Look below for the line with "Convert this document image to plain text.", and from there restate every line word for word until the entries end.

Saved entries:

──────

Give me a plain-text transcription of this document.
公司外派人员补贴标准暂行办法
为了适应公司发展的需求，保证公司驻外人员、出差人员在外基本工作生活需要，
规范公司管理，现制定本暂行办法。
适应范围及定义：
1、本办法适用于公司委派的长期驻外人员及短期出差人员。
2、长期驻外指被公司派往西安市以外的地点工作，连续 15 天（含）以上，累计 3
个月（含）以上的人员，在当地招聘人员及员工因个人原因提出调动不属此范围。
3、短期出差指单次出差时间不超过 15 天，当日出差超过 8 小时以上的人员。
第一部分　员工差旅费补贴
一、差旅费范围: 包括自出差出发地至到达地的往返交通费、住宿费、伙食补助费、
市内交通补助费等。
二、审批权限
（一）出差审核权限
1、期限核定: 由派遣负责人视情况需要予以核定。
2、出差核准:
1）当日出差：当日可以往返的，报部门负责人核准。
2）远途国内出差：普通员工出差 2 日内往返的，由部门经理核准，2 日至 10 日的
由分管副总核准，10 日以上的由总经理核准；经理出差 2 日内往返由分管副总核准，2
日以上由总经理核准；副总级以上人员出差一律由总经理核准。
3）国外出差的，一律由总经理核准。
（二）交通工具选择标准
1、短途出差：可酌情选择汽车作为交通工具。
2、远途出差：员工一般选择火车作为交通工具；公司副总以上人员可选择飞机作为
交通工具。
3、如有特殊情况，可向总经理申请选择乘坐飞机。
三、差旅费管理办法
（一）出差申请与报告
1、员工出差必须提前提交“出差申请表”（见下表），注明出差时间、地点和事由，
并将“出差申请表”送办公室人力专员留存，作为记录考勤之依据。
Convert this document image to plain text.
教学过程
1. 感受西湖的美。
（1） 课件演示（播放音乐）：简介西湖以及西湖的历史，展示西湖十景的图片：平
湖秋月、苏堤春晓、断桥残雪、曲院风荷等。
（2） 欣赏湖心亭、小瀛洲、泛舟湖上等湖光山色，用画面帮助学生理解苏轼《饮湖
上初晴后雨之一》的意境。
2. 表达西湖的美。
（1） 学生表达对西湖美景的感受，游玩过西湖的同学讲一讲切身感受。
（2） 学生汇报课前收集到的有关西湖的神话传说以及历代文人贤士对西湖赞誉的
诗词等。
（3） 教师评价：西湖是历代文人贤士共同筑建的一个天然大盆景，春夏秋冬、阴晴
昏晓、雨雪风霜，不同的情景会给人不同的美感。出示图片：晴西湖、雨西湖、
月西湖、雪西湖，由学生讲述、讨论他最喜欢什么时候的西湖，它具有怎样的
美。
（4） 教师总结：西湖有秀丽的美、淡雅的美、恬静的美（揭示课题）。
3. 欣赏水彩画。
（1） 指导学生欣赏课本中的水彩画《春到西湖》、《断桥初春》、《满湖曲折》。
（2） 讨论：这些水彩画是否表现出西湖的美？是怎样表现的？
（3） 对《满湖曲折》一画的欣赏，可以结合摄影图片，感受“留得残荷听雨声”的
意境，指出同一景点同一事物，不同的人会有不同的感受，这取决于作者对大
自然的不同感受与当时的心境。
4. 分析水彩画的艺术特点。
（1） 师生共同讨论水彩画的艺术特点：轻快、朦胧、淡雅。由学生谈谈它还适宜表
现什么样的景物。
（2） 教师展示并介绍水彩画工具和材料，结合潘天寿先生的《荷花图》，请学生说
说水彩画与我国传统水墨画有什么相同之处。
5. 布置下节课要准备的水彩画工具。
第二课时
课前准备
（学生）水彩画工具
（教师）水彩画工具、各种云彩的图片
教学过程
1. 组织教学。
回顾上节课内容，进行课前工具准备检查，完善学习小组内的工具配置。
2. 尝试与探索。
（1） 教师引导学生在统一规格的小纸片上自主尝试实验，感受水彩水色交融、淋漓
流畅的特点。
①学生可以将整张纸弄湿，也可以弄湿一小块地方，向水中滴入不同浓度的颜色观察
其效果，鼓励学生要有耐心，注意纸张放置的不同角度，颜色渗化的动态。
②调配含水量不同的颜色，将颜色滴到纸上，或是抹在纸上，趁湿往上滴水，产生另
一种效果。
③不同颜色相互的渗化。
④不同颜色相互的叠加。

──────

→ RESULT FOR THIS TASK:
Convert this document image to plain text.
教学过程
1. 感受西湖的美。
（1） 课件演示（播放音乐）：简介西湖以及西湖的历史，展示西湖十景的图片：平
湖秋月、苏堤春晓、断桥残雪、曲院风荷等。
（2） 欣赏湖心亭、小瀛洲、泛舟湖上等湖光山色，用画面帮助学生理解苏轼《饮湖
上初晴后雨之一》的意境。
2. 表达西湖的美。
（1） 学生表达对西湖美景的感受，游玩过西湖的同学讲一讲切身感受。
（2） 学生汇报课前收集到的有关西湖的神话传说以及历代文人贤士对西湖赞誉的
诗词等。
（3） 教师评价：西湖是历代文人贤士共同筑建的一个天然大盆景，春夏秋冬、阴晴
昏晓、雨雪风霜，不同的情景会给人不同的美感。出示图片：晴西湖、雨西湖、
月西湖、雪西湖，由学生讲述、讨论他最喜欢什么时候的西湖，它具有怎样的
美。
（4） 教师总结：西湖有秀丽的美、淡雅的美、恬静的美（揭示课题）。
3. 欣赏水彩画。
（1） 指导学生欣赏课本中的水彩画《春到西湖》、《断桥初春》、《满湖曲折》。
（2） 讨论：这些水彩画是否表现出西湖的美？是怎样表现的？
（3） 对《满湖曲折》一画的欣赏，可以结合摄影图片，感受“留得残荷听雨声”的
意境，指出同一景点同一事物，不同的人会有不同的感受，这取决于作者对大
自然的不同感受与当时的心境。
4. 分析水彩画的艺术特点。
（1） 师生共同讨论水彩画的艺术特点：轻快、朦胧、淡雅。由学生谈谈它还适宜表
现什么样的景物。
（2） 教师展示并介绍水彩画工具和材料，结合潘天寿先生的《荷花图》，请学生说
说水彩画与我国传统水墨画有什么相同之处。
5. 布置下节课要准备的水彩画工具。
第二课时
课前准备
（学生）水彩画工具
（教师）水彩画工具、各种云彩的图片
教学过程
1. 组织教学。
回顾上节课内容，进行课前工具准备检查，完善学习小组内的工具配置。
2. 尝试与探索。
（1） 教师引导学生在统一规格的小纸片上自主尝试实验，感受水彩水色交融、淋漓
流畅的特点。
①学生可以将整张纸弄湿，也可以弄湿一小块地方，向水中滴入不同浓度的颜色观察
其效果，鼓励学生要有耐心，注意纸张放置的不同角度，颜色渗化的动态。
②调配含水量不同的颜色，将颜色滴到纸上，或是抹在纸上，趁湿往上滴水，产生另
一种效果。
③不同颜色相互的渗化。
④不同颜色相互的叠加。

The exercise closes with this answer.